# TASK DETAILS
Sift the material for lines containing "Exponentielle", and return them.

# RECORDS TO PROCESS
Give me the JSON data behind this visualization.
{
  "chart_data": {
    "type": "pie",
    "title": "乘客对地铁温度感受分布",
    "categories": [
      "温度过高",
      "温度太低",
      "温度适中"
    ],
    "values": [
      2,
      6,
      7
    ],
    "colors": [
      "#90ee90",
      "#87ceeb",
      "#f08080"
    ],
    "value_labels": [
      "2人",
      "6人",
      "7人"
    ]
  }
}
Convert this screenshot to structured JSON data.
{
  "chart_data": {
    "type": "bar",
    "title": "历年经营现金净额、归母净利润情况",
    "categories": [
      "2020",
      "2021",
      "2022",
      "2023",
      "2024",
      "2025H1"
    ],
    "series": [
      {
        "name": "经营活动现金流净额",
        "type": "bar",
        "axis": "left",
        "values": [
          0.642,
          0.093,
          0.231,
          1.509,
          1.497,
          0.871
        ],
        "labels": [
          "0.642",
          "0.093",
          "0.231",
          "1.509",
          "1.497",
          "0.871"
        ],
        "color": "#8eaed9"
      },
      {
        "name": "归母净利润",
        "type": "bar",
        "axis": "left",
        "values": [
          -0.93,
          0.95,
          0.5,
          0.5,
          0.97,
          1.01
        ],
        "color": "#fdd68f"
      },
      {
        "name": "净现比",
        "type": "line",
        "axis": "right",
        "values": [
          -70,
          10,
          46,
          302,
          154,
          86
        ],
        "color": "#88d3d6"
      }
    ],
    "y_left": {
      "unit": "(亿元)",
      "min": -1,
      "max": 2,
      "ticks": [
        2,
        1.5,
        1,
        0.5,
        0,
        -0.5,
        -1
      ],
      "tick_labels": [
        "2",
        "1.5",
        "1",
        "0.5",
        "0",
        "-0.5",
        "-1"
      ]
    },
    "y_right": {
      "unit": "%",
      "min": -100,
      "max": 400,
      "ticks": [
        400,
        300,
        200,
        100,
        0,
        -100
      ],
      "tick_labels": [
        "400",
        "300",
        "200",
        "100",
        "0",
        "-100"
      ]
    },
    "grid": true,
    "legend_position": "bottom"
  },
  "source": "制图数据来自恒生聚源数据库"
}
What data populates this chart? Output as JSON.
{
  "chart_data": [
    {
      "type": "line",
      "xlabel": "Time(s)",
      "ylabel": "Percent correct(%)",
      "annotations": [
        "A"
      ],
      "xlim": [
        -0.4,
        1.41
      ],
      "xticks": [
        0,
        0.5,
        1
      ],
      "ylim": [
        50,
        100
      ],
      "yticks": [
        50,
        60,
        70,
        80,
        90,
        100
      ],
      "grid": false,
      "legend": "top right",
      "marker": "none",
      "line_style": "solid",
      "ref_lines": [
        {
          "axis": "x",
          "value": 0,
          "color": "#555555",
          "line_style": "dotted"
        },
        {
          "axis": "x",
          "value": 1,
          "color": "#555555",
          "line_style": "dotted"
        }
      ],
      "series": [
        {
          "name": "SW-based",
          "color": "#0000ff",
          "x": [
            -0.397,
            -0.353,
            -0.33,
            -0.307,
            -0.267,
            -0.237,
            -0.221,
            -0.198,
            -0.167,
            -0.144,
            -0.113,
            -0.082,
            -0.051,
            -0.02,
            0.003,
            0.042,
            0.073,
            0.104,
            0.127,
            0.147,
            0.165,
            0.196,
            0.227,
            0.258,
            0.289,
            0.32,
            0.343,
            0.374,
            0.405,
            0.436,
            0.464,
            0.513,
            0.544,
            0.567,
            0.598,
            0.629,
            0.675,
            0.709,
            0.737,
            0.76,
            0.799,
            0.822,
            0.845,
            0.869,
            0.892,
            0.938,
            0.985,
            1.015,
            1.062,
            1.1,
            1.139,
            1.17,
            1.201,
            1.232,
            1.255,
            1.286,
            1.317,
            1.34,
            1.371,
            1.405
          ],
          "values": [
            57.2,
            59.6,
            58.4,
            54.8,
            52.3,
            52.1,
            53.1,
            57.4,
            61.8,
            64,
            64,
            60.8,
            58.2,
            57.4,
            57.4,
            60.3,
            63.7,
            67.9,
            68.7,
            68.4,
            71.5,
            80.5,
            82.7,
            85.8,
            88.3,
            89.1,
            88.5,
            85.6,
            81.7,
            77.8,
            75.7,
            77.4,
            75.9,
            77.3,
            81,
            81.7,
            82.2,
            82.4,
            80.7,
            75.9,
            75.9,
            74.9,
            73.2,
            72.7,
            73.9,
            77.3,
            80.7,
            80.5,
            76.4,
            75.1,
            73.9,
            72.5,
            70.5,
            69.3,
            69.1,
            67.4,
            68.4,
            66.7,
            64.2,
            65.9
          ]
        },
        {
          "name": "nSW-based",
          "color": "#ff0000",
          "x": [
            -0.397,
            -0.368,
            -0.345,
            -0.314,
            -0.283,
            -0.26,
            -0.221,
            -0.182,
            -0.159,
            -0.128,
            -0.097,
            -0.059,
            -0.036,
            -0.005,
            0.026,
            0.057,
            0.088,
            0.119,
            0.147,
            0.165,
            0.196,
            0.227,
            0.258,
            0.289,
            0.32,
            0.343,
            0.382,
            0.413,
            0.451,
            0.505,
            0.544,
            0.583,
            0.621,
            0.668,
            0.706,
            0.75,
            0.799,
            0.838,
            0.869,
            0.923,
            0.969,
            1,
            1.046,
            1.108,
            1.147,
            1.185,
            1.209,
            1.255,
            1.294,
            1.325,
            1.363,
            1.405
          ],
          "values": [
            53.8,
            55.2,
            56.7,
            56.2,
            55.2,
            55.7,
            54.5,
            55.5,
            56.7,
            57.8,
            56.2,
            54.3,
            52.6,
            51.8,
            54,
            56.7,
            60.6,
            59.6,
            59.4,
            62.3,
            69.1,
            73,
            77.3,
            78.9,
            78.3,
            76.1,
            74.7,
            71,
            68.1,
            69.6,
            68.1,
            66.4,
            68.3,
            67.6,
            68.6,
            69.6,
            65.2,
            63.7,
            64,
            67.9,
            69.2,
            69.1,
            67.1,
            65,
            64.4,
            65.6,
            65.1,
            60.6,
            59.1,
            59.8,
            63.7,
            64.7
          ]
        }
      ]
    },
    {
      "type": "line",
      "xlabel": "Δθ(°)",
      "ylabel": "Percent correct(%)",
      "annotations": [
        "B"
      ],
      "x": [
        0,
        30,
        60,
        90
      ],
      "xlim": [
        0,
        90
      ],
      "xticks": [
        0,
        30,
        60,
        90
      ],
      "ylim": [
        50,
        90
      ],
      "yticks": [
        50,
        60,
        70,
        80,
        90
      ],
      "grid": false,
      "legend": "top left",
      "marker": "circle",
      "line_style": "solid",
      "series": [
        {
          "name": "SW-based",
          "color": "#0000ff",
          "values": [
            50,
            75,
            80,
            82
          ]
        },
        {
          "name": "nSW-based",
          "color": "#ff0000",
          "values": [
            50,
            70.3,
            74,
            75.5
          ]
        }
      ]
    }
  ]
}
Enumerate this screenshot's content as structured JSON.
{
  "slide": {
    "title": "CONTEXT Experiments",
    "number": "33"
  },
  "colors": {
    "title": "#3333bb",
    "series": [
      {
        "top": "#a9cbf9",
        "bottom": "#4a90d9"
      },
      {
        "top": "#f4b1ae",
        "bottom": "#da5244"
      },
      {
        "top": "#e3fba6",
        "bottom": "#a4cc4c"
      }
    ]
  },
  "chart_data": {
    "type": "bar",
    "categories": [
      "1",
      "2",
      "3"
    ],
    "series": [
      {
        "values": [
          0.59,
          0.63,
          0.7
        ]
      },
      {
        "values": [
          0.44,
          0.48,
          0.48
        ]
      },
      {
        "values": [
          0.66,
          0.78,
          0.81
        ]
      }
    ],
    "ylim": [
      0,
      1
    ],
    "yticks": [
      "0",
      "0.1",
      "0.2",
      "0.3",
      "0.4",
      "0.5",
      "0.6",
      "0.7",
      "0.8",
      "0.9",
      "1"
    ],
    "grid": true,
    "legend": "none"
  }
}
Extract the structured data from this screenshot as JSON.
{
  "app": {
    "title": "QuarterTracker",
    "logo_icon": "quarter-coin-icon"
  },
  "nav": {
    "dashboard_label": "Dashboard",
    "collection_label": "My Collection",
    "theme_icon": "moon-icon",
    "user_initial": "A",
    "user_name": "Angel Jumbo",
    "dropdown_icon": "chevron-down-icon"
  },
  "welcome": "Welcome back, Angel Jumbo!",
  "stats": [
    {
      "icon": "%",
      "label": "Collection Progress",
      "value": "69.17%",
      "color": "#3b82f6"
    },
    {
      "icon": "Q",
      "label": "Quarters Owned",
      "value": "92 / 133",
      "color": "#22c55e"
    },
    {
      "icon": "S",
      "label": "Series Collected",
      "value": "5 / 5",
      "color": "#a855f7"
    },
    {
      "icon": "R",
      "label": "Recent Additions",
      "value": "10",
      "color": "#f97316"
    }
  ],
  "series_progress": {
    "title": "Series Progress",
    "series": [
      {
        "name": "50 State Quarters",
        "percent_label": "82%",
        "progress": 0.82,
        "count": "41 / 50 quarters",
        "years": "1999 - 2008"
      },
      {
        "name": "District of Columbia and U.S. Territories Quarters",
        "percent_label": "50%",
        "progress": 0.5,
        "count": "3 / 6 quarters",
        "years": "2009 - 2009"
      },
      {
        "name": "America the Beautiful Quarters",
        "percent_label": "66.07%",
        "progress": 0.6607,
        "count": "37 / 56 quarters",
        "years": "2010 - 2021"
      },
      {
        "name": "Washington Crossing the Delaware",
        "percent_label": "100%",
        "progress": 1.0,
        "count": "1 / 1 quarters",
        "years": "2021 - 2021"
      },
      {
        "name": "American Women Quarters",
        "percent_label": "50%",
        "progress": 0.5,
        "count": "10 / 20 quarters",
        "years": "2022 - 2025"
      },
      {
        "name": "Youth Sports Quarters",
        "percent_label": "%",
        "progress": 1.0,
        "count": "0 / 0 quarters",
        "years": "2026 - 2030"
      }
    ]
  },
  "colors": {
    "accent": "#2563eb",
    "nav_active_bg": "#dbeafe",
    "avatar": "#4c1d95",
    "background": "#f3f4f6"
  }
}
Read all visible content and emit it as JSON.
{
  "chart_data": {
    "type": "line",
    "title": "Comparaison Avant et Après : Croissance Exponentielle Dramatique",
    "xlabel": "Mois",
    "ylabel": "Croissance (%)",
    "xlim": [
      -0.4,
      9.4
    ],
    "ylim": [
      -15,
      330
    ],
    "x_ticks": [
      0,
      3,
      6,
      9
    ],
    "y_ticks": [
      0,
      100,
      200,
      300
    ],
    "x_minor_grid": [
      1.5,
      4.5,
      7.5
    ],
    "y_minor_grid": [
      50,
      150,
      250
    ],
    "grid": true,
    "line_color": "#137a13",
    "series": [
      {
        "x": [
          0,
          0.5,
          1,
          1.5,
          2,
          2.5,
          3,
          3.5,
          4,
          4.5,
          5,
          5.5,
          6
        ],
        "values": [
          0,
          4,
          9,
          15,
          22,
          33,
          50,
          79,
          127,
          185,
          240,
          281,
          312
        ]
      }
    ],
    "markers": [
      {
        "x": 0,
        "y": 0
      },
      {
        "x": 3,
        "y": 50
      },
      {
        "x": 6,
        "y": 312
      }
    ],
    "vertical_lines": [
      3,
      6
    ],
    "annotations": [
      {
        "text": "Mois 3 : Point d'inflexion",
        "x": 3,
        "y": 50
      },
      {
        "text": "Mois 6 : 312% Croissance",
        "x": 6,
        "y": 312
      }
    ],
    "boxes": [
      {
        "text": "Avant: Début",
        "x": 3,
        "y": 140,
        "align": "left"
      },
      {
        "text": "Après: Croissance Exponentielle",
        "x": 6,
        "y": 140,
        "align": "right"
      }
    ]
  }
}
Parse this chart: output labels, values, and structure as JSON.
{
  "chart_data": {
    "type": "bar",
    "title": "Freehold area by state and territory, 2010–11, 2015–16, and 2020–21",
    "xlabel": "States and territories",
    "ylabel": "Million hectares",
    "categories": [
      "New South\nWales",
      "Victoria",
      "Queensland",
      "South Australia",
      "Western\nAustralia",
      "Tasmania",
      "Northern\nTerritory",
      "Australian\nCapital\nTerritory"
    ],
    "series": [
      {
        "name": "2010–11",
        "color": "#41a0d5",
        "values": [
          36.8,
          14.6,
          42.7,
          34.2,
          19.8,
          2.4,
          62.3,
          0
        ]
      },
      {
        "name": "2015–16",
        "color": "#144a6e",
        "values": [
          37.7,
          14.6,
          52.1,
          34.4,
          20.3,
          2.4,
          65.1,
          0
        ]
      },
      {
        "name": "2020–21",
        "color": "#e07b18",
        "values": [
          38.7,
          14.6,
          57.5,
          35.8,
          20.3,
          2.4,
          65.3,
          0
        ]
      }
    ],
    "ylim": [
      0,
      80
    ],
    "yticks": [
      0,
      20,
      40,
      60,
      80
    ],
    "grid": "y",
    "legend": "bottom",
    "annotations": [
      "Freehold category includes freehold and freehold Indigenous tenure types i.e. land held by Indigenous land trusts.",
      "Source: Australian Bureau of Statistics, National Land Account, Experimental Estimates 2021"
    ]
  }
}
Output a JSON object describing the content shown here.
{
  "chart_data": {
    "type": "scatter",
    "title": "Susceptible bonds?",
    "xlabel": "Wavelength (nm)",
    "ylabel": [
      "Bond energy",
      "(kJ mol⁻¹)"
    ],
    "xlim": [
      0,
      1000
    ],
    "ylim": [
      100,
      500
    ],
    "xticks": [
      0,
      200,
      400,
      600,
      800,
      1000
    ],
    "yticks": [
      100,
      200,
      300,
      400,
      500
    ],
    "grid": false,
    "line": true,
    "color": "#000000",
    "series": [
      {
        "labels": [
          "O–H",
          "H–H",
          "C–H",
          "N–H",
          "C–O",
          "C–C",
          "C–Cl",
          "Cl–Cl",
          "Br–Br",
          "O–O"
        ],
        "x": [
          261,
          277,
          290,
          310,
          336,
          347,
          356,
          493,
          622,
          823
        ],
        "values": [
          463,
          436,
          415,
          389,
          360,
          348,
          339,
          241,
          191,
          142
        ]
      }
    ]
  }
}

# ANSWER
    "title": "Comparaison Avant et Après : Croissance Exponentielle Dramatique",
        "text": "Après: Croissance Exponentielle",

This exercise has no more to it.